» Task directions: Write out all the data again, exactly as it stands.

» The records:
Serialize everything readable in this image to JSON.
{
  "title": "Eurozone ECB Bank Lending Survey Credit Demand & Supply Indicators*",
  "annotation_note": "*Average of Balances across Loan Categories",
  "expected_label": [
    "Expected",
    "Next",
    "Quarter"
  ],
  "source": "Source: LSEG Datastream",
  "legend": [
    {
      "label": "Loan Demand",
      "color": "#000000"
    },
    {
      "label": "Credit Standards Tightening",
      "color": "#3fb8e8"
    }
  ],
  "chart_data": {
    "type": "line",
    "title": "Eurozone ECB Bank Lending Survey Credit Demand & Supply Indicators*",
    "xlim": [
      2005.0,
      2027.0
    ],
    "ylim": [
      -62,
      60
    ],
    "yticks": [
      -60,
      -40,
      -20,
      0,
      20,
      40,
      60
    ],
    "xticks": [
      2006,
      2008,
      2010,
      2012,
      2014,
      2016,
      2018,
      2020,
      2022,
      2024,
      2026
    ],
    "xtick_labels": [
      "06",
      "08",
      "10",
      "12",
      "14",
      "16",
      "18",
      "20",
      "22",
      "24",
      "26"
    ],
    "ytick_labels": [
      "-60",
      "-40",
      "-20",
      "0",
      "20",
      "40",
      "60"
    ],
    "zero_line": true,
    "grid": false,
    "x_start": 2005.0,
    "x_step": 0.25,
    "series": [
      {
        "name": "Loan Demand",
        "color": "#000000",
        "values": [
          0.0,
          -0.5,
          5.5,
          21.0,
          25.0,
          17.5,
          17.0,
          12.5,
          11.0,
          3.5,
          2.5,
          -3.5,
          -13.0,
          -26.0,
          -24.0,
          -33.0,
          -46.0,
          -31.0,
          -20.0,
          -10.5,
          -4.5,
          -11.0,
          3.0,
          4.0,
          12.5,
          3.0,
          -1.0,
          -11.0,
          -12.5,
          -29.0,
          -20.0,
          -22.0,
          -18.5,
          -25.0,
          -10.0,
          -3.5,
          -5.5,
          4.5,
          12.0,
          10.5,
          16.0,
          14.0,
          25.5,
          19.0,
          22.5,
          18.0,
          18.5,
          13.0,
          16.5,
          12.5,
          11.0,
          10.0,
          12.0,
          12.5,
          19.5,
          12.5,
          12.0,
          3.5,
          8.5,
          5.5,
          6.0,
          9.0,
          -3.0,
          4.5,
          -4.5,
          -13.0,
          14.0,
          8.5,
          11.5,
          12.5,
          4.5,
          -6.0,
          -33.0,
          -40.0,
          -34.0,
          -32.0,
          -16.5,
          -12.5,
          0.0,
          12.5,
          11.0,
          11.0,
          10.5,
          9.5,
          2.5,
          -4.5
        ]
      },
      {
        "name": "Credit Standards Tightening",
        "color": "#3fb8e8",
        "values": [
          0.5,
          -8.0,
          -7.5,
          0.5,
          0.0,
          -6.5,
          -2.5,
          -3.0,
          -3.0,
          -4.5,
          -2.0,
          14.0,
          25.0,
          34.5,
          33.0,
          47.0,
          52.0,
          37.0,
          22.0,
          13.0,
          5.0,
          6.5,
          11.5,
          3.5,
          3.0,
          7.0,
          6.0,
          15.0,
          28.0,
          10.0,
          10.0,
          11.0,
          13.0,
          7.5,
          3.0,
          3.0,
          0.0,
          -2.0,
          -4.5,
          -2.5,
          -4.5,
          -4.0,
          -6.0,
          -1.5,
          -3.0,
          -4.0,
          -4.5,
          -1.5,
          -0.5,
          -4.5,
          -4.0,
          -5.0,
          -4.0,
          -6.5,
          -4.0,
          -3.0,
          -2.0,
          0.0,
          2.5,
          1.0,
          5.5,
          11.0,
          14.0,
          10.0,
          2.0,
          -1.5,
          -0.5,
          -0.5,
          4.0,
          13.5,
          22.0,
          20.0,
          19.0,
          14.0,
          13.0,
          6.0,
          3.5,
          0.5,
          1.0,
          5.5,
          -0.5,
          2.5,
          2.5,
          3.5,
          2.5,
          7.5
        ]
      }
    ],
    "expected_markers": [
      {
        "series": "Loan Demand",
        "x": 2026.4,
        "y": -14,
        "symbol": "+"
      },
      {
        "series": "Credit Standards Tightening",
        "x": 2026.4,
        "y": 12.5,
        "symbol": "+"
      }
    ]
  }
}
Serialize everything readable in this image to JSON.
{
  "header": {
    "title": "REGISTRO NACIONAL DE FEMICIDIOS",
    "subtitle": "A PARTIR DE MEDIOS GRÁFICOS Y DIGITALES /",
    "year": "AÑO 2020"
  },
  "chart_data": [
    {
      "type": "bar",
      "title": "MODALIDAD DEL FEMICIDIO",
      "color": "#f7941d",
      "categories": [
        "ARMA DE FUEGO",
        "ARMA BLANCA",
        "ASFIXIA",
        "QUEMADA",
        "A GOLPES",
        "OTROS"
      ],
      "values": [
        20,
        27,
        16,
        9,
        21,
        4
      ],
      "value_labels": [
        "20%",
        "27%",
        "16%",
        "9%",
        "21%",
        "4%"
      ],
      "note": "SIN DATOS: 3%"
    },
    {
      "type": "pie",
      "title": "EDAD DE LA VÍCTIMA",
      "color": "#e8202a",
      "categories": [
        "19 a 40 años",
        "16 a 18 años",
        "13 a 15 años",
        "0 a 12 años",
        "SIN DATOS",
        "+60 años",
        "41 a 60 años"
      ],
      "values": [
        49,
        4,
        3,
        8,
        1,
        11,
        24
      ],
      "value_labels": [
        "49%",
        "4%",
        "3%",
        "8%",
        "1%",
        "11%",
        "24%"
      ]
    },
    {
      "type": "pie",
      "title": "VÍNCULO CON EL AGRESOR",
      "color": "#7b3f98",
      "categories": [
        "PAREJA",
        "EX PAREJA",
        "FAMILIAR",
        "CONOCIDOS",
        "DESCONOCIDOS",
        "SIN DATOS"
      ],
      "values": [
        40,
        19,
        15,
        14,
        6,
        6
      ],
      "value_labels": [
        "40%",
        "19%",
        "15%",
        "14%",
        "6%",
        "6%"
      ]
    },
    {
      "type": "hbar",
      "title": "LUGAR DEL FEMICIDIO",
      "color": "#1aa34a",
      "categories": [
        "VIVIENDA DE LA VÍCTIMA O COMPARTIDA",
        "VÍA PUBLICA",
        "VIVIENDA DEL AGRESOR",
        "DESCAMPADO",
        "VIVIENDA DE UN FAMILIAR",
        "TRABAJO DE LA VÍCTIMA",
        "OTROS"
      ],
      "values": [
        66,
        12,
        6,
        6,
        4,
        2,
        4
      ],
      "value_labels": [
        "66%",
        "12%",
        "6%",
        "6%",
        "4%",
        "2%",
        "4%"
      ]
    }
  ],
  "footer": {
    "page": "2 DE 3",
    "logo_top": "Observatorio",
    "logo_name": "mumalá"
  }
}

» Reply:
Serialize everything readable in this image to JSON.
{
  "title": "Eurozone ECB Bank Lending Survey Credit Demand & Supply Indicators*",
  "annotation_note": "*Average of Balances across Loan Categories",
  "expected_label": [
    "Expected",
    "Next",
    "Quarter"
  ],
  "source": "Source: LSEG Datastream",
  "legend": [
    {
      "label": "Loan Demand",
      "color": "#000000"
    },
    {
      "label": "Credit Standards Tightening",
      "color": "#3fb8e8"
    }
  ],
  "chart_data": {
    "type": "line",
    "title": "Eurozone ECB Bank Lending Survey Credit Demand & Supply Indicators*",
    "xlim": [
      2005.0,
      2027.0
    ],
    "ylim": [
      -62,
      60
    ],
    "yticks": [
      -60,
      -40,
      -20,
      0,
      20,
      40,
      60
    ],
    "xticks": [
      2006,
      2008,
      2010,
      2012,
      2014,
      2016,
      2018,
      2020,
      2022,
      2024,
      2026
    ],
    "xtick_labels": [
      "06",
      "08",
      "10",
      "12",
      "14",
      "16",
      "18",
      "20",
      "22",
      "24",
      "26"
    ],
    "ytick_labels": [
      "-60",
      "-40",
      "-20",
      "0",
      "20",
      "40",
      "60"
    ],
    "zero_line": true,
    "grid": false,
    "x_start": 2005.0,
    "x_step": 0.25,
    "series": [
      {
        "name": "Loan Demand",
        "color": "#000000",
        "values": [
          0.0,
          -0.5,
          5.5,
          21.0,
          25.0,
          17.5,
          17.0,
          12.5,
          11.0,
          3.5,
          2.5,
          -3.5,
          -13.0,
          -26.0,
          -24.0,
          -33.0,
          -46.0,
          -31.0,
          -20.0,
          -10.5,
          -4.5,
          -11.0,
          3.0,
          4.0,
          12.5,
          3.0,
          -1.0,
          -11.0,
          -12.5,
          -29.0,
          -20.0,
          -22.0,
          -18.5,
          -25.0,
          -10.0,
          -3.5,
          -5.5,
          4.5,
          12.0,
          10.5,
          16.0,
          14.0,
          25.5,
          19.0,
          22.5,
          18.0,
          18.5,
          13.0,
          16.5,
          12.5,
          11.0,
          10.0,
          12.0,
          12.5,
          19.5,
          12.5,
          12.0,
          3.5,
          8.5,
          5.5,
          6.0,
          9.0,
          -3.0,
          4.5,
          -4.5,
          -13.0,
          14.0,
          8.5,
          11.5,
          12.5,
          4.5,
          -6.0,
          -33.0,
          -40.0,
          -34.0,
          -32.0,
          -16.5,
          -12.5,
          0.0,
          12.5,
          11.0,
          11.0,
          10.5,
          9.5,
          2.5,
          -4.5
        ]
      },
      {
        "name": "Credit Standards Tightening",
        "color": "#3fb8e8",
        "values": [
          0.5,
          -8.0,
          -7.5,
          0.5,
          0.0,
          -6.5,
          -2.5,
          -3.0,
          -3.0,
          -4.5,
          -2.0,
          14.0,
          25.0,
          34.5,
          33.0,
          47.0,
          52.0,
          37.0,
          22.0,
          13.0,
          5.0,
          6.5,
          11.5,
          3.5,
          3.0,
          7.0,
          6.0,
          15.0,
          28.0,
          10.0,
          10.0,
          11.0,
          13.0,
          7.5,
          3.0,
          3.0,
          0.0,
          -2.0,
          -4.5,
          -2.5,
          -4.5,
          -4.0,
          -6.0,
          -1.5,
          -3.0,
          -4.0,
          -4.5,
          -1.5,
          -0.5,
          -4.5,
          -4.0,
          -5.0,
          -4.0,
          -6.5,
          -4.0,
          -3.0,
          -2.0,
          0.0,
          2.5,
          1.0,
          5.5,
          11.0,
          14.0,
          10.0,
          2.0,
          -1.5,
          -0.5,
          -0.5,
          4.0,
          13.5,
          22.0,
          20.0,
          19.0,
          14.0,
          13.0,
          6.0,
          3.5,
          0.5,
          1.0,
          5.5,
          -0.5,
          2.5,
          2.5,
          3.5,
          2.5,
          7.5
        ]
      }
    ],
    "expected_markers": [
      {
        "series": "Loan Demand",
        "x": 2026.4,
        "y": -14,
        "symbol": "+"
      },
      {
        "series": "Credit Standards Tightening",
        "x": 2026.4,
        "y": 12.5,
        "symbol": "+"
      }
    ]
  }
}
Serialize everything readable in this image to JSON.
{
  "header": {
    "title": "REGISTRO NACIONAL DE FEMICIDIOS",
    "subtitle": "A PARTIR DE MEDIOS GRÁFICOS Y DIGITALES /",
    "year": "AÑO 2020"
  },
  "chart_data": [
    {
      "type": "bar",
      "title": "MODALIDAD DEL FEMICIDIO",
      "color": "#f7941d",
      "categories": [
        "ARMA DE FUEGO",
        "ARMA BLANCA",
        "ASFIXIA",
        "QUEMADA",
        "A GOLPES",
        "OTROS"
      ],
      "values": [
        20,
        27,
        16,
        9,
        21,
        4
      ],
      "value_labels": [
        "20%",
        "27%",
        "16%",
        "9%",
        "21%",
        "4%"
      ],
      "note": "SIN DATOS: 3%"
    },
    {
      "type": "pie",
      "title": "EDAD DE LA VÍCTIMA",
      "color": "#e8202a",
      "categories": [
        "19 a 40 años",
        "16 a 18 años",
        "13 a 15 años",
        "0 a 12 años",
        "SIN DATOS",
        "+60 años",
        "41 a 60 años"
      ],
      "values": [
        49,
        4,
        3,
        8,
        1,
        11,
        24
      ],
      "value_labels": [
        "49%",
        "4%",
        "3%",
        "8%",
        "1%",
        "11%",
        "24%"
      ]
    },
    {
      "type": "pie",
      "title": "VÍNCULO CON EL AGRESOR",
      "color": "#7b3f98",
      "categories": [
        "PAREJA",
        "EX PAREJA",
        "FAMILIAR",
        "CONOCIDOS",
        "DESCONOCIDOS",
        "SIN DATOS"
      ],
      "values": [
        40,
        19,
        15,
        14,
        6,
        6
      ],
      "value_labels": [
        "40%",
        "19%",
        "15%",
        "14%",
        "6%",
        "6%"
      ]
    },
    {
      "type": "hbar",
      "title": "LUGAR DEL FEMICIDIO",
      "color": "#1aa34a",
      "categories": [
        "VIVIENDA DE LA VÍCTIMA O COMPARTIDA",
        "VÍA PUBLICA",
        "VIVIENDA DEL AGRESOR",
        "DESCAMPADO",
        "VIVIENDA DE UN FAMILIAR",
        "TRABAJO DE LA VÍCTIMA",
        "OTROS"
      ],
      "values": [
        66,
        12,
        6,
        6,
        4,
        2,
        4
      ],
      "value_labels": [
        "66%",
        "12%",
        "6%",
        "6%",
        "4%",
        "2%",
        "4%"
      ]
    }
  ],
  "footer": {
    "page": "2 DE 3",
    "logo_top": "Observatorio",
    "logo_name": "mumalá"
  }
}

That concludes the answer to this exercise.